Given exercise:
Go through the listing and copy each line with the string "panfai".

==== Supplied entries ====

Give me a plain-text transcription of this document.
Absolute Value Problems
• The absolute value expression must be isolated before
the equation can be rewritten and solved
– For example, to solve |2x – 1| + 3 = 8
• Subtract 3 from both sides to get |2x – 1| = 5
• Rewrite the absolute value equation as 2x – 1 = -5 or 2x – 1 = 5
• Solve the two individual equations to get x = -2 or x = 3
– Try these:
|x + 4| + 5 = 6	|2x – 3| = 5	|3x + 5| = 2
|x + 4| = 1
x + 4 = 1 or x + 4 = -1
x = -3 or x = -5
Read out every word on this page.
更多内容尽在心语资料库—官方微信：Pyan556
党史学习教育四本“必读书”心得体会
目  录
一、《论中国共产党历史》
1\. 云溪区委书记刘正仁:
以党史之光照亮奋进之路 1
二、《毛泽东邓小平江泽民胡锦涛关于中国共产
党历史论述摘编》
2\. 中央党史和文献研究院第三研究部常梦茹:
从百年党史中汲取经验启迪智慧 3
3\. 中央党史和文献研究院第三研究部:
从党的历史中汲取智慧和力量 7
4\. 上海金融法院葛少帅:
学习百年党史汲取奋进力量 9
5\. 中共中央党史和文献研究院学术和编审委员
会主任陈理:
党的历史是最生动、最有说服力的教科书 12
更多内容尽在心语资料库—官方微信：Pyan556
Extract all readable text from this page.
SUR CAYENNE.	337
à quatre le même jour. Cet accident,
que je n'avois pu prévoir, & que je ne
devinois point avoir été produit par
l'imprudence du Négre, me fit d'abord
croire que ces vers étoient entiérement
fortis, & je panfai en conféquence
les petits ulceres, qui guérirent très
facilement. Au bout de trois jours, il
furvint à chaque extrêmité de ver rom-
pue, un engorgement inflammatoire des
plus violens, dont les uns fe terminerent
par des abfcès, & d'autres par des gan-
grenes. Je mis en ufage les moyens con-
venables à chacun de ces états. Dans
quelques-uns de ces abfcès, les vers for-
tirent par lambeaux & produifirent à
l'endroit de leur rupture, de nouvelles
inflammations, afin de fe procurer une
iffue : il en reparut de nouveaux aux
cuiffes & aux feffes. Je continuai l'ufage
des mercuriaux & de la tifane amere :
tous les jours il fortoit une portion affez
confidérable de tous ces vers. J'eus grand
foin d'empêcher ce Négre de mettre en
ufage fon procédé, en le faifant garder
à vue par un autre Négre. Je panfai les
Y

====

Written response:
fortis, & je panfai en conféquence
à vue par un autre Négre. Je panfai les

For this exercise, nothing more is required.